- Stated task: Copy all the entries word for word, but omit the pictures.

- Task inputs:
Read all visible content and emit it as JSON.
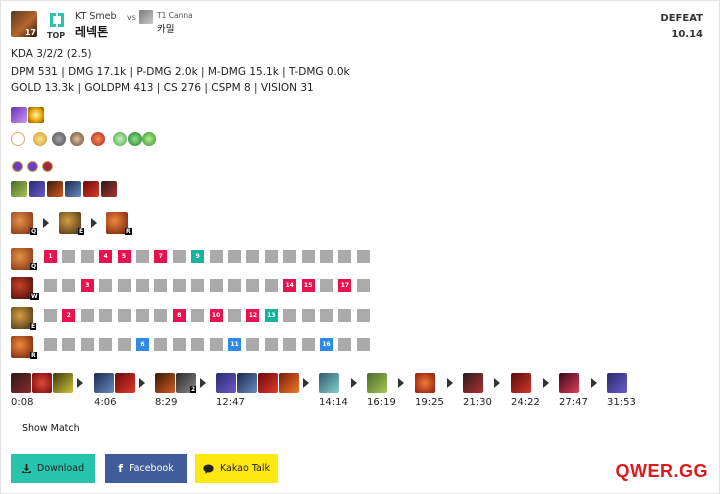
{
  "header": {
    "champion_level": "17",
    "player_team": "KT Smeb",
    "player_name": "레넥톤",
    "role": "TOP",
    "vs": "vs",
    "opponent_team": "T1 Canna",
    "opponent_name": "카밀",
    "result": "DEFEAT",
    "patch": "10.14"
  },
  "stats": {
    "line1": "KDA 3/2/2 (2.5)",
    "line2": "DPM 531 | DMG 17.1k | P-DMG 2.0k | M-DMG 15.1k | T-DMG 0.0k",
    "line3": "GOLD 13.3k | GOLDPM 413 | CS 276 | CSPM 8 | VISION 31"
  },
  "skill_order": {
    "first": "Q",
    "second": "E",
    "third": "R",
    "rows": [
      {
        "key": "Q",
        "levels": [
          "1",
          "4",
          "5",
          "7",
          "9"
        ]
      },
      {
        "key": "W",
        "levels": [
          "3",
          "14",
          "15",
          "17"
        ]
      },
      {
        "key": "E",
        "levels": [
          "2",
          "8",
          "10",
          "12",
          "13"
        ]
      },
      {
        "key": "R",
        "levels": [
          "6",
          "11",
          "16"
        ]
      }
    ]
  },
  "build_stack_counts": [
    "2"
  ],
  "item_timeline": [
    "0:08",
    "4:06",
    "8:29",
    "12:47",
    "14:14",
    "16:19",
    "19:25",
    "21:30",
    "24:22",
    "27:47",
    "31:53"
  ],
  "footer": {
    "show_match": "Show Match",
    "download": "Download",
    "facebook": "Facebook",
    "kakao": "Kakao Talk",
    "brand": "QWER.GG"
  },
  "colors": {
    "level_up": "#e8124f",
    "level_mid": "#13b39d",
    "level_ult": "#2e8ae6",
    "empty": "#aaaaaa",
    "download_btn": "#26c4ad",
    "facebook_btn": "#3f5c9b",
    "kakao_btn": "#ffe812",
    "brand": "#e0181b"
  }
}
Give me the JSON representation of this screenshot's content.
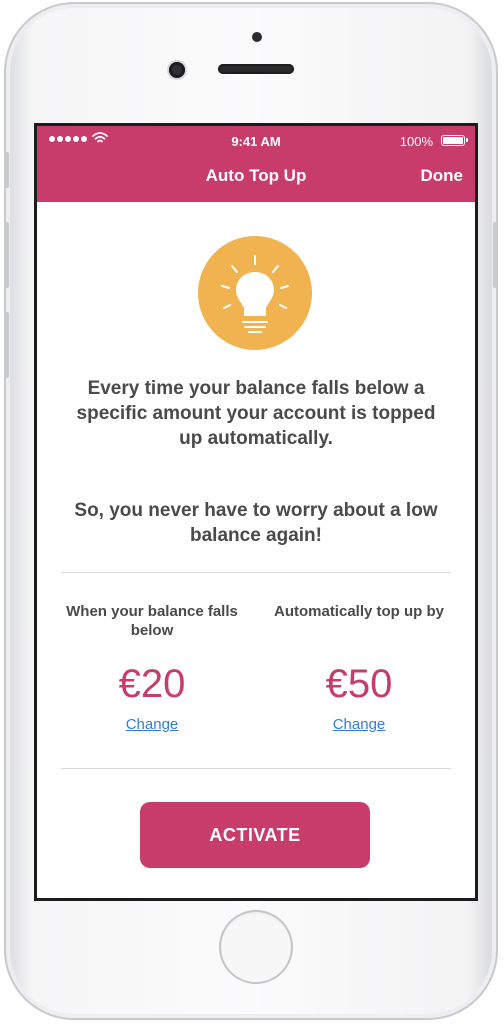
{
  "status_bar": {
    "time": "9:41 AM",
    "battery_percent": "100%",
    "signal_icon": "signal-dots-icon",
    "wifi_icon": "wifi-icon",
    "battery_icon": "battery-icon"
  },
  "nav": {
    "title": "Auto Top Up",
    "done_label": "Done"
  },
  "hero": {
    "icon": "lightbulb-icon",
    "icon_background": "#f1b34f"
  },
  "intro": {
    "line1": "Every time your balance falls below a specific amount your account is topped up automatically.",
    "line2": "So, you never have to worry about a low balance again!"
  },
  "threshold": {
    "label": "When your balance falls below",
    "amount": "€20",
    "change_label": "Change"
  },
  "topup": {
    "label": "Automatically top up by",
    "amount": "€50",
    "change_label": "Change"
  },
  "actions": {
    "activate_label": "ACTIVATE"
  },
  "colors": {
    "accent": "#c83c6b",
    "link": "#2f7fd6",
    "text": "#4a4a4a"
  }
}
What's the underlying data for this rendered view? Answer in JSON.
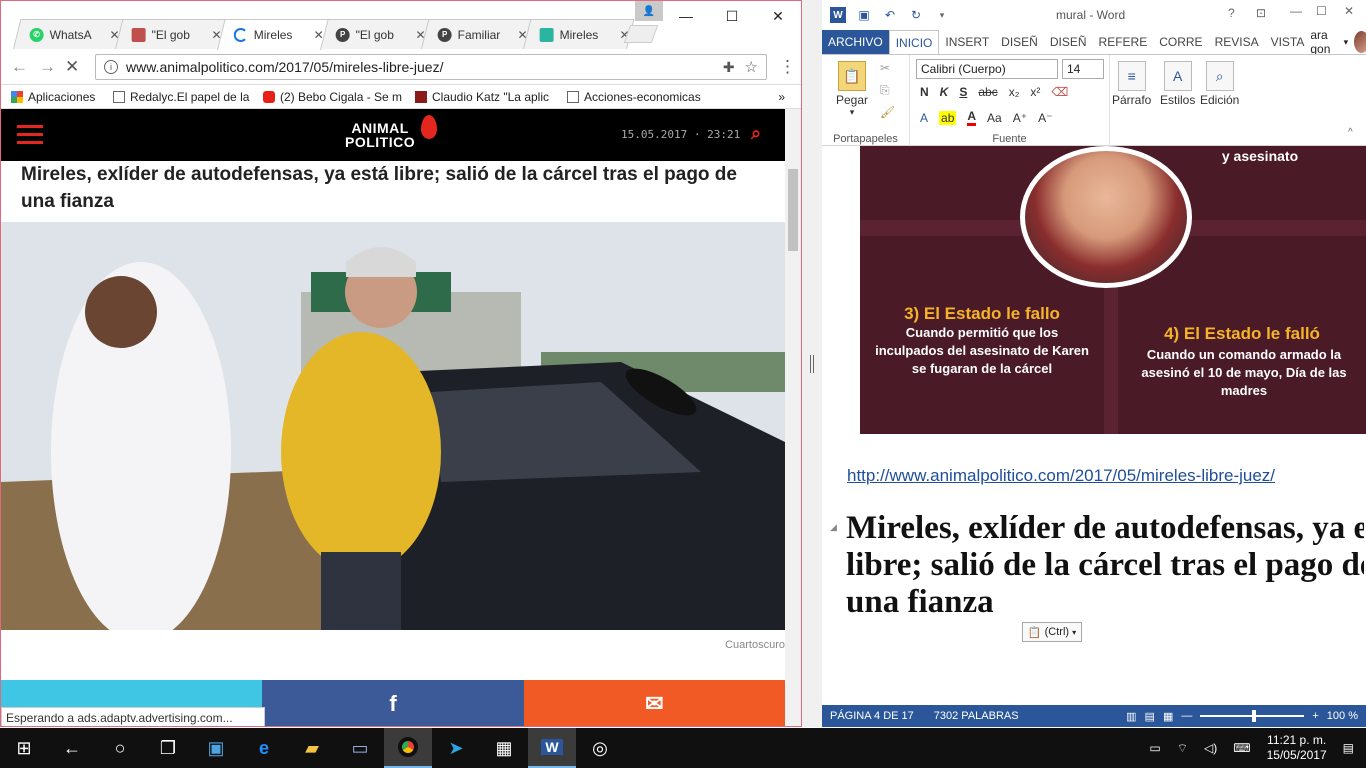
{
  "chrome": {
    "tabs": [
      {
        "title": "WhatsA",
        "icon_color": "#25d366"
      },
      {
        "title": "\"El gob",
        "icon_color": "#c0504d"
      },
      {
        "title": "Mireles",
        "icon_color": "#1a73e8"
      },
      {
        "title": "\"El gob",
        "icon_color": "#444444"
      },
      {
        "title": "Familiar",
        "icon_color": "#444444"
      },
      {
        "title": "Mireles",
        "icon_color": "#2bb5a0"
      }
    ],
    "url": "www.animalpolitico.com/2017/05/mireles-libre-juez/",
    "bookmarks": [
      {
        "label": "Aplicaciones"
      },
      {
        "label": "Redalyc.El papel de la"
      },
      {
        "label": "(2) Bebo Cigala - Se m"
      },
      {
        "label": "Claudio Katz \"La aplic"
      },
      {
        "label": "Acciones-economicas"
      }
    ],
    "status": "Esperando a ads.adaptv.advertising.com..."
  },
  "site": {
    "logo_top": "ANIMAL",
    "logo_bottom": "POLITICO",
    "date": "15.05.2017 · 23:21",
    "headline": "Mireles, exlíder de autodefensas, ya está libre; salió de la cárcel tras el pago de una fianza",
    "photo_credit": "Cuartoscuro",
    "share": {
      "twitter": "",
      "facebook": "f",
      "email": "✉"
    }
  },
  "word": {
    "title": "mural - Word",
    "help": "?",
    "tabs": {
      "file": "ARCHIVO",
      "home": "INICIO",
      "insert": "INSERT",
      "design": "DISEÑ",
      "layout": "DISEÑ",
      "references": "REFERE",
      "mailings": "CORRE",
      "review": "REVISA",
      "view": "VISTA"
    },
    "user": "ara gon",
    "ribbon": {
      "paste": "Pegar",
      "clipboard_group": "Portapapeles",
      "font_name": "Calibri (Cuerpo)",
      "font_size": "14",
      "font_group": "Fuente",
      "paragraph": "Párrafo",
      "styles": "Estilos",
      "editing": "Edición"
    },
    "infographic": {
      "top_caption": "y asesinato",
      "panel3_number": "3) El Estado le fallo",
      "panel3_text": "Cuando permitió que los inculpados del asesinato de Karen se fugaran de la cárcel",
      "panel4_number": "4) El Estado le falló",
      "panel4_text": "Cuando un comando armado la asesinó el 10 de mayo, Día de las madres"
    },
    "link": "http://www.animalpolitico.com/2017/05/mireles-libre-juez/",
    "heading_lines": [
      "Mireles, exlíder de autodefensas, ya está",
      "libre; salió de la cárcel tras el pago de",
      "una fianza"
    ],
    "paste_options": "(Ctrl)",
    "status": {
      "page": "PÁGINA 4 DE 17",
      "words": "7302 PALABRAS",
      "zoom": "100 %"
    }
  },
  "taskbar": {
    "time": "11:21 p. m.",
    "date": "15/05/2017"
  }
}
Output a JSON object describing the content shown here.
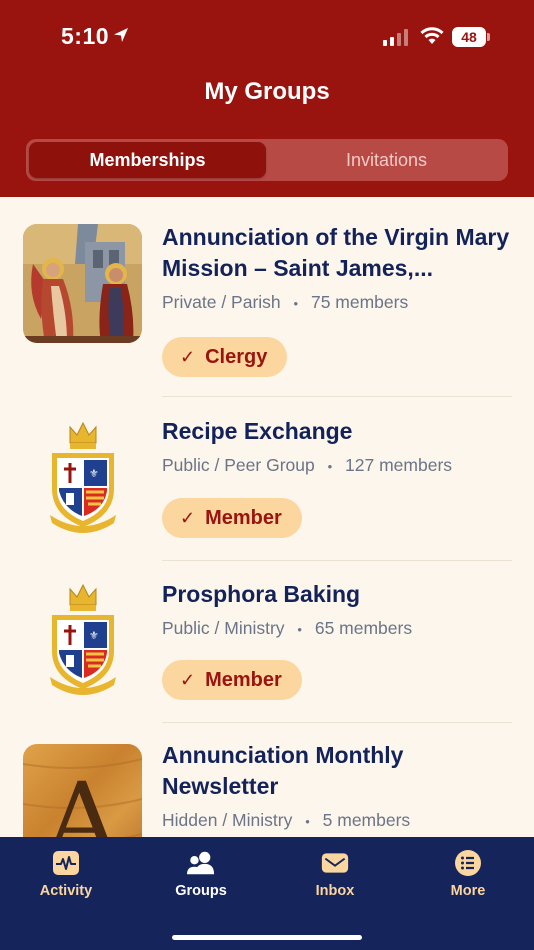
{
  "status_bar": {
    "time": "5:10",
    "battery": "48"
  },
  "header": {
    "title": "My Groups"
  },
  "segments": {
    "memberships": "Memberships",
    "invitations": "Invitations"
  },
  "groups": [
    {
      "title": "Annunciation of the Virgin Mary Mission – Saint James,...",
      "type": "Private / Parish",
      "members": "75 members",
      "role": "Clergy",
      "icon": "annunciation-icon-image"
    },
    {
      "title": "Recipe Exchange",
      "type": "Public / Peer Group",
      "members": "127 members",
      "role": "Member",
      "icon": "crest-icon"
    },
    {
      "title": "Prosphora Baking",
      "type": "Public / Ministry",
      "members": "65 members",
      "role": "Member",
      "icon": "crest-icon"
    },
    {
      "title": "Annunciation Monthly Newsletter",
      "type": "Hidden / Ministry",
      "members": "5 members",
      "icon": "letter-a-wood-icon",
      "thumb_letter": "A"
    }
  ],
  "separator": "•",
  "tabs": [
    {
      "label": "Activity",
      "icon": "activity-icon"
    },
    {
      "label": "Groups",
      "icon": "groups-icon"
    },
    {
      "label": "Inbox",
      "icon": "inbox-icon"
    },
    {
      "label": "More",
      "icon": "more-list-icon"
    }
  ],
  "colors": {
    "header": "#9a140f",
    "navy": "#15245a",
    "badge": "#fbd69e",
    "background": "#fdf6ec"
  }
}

- Exercise solution:
Read all visible content and emit it as JSON.
{
  "header": {
    "champion_level": "17",
    "player_team": "KT Smeb",
    "player_name": "레넥톤",
    "role": "TOP",
    "vs": "vs",
    "opponent_team": "T1 Canna",
    "opponent_name": "카밀",
    "result": "DEFEAT",
    "patch": "10.14"
  },
  "stats": {
    "line1": "KDA 3/2/2 (2.5)",
    "line2": "DPM 531 | DMG 17.1k | P-DMG 2.0k | M-DMG 15.1k | T-DMG 0.0k",
    "line3": "GOLD 13.3k | GOLDPM 413 | CS 276 | CSPM 8 | VISION 31"
  },
  "skill_order": {
    "first": "Q",
    "second": "E",
    "third": "R",
    "rows": [
      {
        "key": "Q",
        "levels": [
          "1",
          "4",
          "5",
          "7",
          "9"
        ]
      },
      {
        "key": "W",
        "levels": [
          "3",
          "14",
          "15",
          "17"
        ]
      },
      {
        "key": "E",
        "levels": [
          "2",
          "8",
          "10",
          "12",
          "13"
        ]
      },
      {
        "key": "R",
        "levels": [
          "6",
          "11",
          "16"
        ]
      }
    ]
  },
  "build_stack_counts": [
    "2"
  ],
  "item_timeline": [
    "0:08",
    "4:06",
    "8:29",
    "12:47",
    "14:14",
    "16:19",
    "19:25",
    "21:30",
    "24:22",
    "27:47",
    "31:53"
  ],
  "footer": {
    "show_match": "Show Match",
    "download": "Download",
    "facebook": "Facebook",
    "kakao": "Kakao Talk",
    "brand": "QWER.GG"
  },
  "colors": {
    "level_up": "#e8124f",
    "level_mid": "#13b39d",
    "level_ult": "#2e8ae6",
    "empty": "#aaaaaa",
    "download_btn": "#26c4ad",
    "facebook_btn": "#3f5c9b",
    "kakao_btn": "#ffe812",
    "brand": "#e0181b"
  }
}
Give me the JSON representation of this screenshot's content.
{
  "status_bar": {
    "time": "9:41 AM",
    "battery_percent": "100%",
    "signal_icon": "signal-dots-icon",
    "wifi_icon": "wifi-icon",
    "battery_icon": "battery-icon"
  },
  "nav": {
    "title": "Auto Top Up",
    "done_label": "Done"
  },
  "hero": {
    "icon": "lightbulb-icon",
    "icon_background": "#f1b34f"
  },
  "intro": {
    "line1": "Every time your balance falls below a specific amount your account is topped up automatically.",
    "line2": "So, you never have to worry about a low balance again!"
  },
  "threshold": {
    "label": "When your balance falls below",
    "amount": "€20",
    "change_label": "Change"
  },
  "topup": {
    "label": "Automatically top up by",
    "amount": "€50",
    "change_label": "Change"
  },
  "actions": {
    "activate_label": "ACTIVATE"
  },
  "colors": {
    "accent": "#c83c6b",
    "link": "#2f7fd6",
    "text": "#4a4a4a"
  }
}
What's the underlying data for this rendered view? Answer in JSON.
{
  "chrome": {
    "tabs": [
      {
        "title": "WhatsA",
        "icon_color": "#25d366"
      },
      {
        "title": "\"El gob",
        "icon_color": "#c0504d"
      },
      {
        "title": "Mireles",
        "icon_color": "#1a73e8"
      },
      {
        "title": "\"El gob",
        "icon_color": "#444444"
      },
      {
        "title": "Familiar",
        "icon_color": "#444444"
      },
      {
        "title": "Mireles",
        "icon_color": "#2bb5a0"
      }
    ],
    "url": "www.animalpolitico.com/2017/05/mireles-libre-juez/",
    "bookmarks": [
      {
        "label": "Aplicaciones"
      },
      {
        "label": "Redalyc.El papel de la"
      },
      {
        "label": "(2) Bebo Cigala - Se m"
      },
      {
        "label": "Claudio Katz \"La aplic"
      },
      {
        "label": "Acciones-economicas"
      }
    ],
    "status": "Esperando a ads.adaptv.advertising.com..."
  },
  "site": {
    "logo_top": "ANIMAL",
    "logo_bottom": "POLITICO",
    "date": "15.05.2017 · 23:21",
    "headline": "Mireles, exlíder de autodefensas, ya está libre; salió de la cárcel tras el pago de una fianza",
    "photo_credit": "Cuartoscuro",
    "share": {
      "twitter": "",
      "facebook": "f",
      "email": "✉"
    }
  },
  "word": {
    "title": "mural - Word",
    "help": "?",
    "tabs": {
      "file": "ARCHIVO",
      "home": "INICIO",
      "insert": "INSERT",
      "design": "DISEÑ",
      "layout": "DISEÑ",
      "references": "REFERE",
      "mailings": "CORRE",
      "review": "REVISA",
      "view": "VISTA"
    },
    "user": "ara gon",
    "ribbon": {
      "paste": "Pegar",
      "clipboard_group": "Portapapeles",
      "font_name": "Calibri (Cuerpo)",
      "font_size": "14",
      "font_group": "Fuente",
      "paragraph": "Párrafo",
      "styles": "Estilos",
      "editing": "Edición"
    },
    "infographic": {
      "top_caption": "y asesinato",
      "panel3_number": "3) El Estado le fallo",
      "panel3_text": "Cuando permitió que los inculpados del asesinato de Karen se fugaran de la cárcel",
      "panel4_number": "4) El Estado le falló",
      "panel4_text": "Cuando un comando armado la asesinó el 10 de mayo, Día de las madres"
    },
    "link": "http://www.animalpolitico.com/2017/05/mireles-libre-juez/",
    "heading_lines": [
      "Mireles, exlíder de autodefensas, ya está",
      "libre; salió de la cárcel tras el pago de",
      "una fianza"
    ],
    "paste_options": "(Ctrl)",
    "status": {
      "page": "PÁGINA 4 DE 17",
      "words": "7302 PALABRAS",
      "zoom": "100 %"
    }
  },
  "taskbar": {
    "time": "11:21 p. m.",
    "date": "15/05/2017"
  }
}
Output a JSON object describing the content shown here.
{
  "status_bar": {
    "time": "5:10",
    "battery": "48"
  },
  "header": {
    "title": "My Groups"
  },
  "segments": {
    "memberships": "Memberships",
    "invitations": "Invitations"
  },
  "groups": [
    {
      "title": "Annunciation of the Virgin Mary Mission – Saint James,...",
      "type": "Private / Parish",
      "members": "75 members",
      "role": "Clergy",
      "icon": "annunciation-icon-image"
    },
    {
      "title": "Recipe Exchange",
      "type": "Public / Peer Group",
      "members": "127 members",
      "role": "Member",
      "icon": "crest-icon"
    },
    {
      "title": "Prosphora Baking",
      "type": "Public / Ministry",
      "members": "65 members",
      "role": "Member",
      "icon": "crest-icon"
    },
    {
      "title": "Annunciation Monthly Newsletter",
      "type": "Hidden / Ministry",
      "members": "5 members",
      "icon": "letter-a-wood-icon",
      "thumb_letter": "A"
    }
  ],
  "separator": "•",
  "tabs": [
    {
      "label": "Activity",
      "icon": "activity-icon"
    },
    {
      "label": "Groups",
      "icon": "groups-icon"
    },
    {
      "label": "Inbox",
      "icon": "inbox-icon"
    },
    {
      "label": "More",
      "icon": "more-list-icon"
    }
  ],
  "colors": {
    "header": "#9a140f",
    "navy": "#15245a",
    "badge": "#fbd69e",
    "background": "#fdf6ec"
  }
}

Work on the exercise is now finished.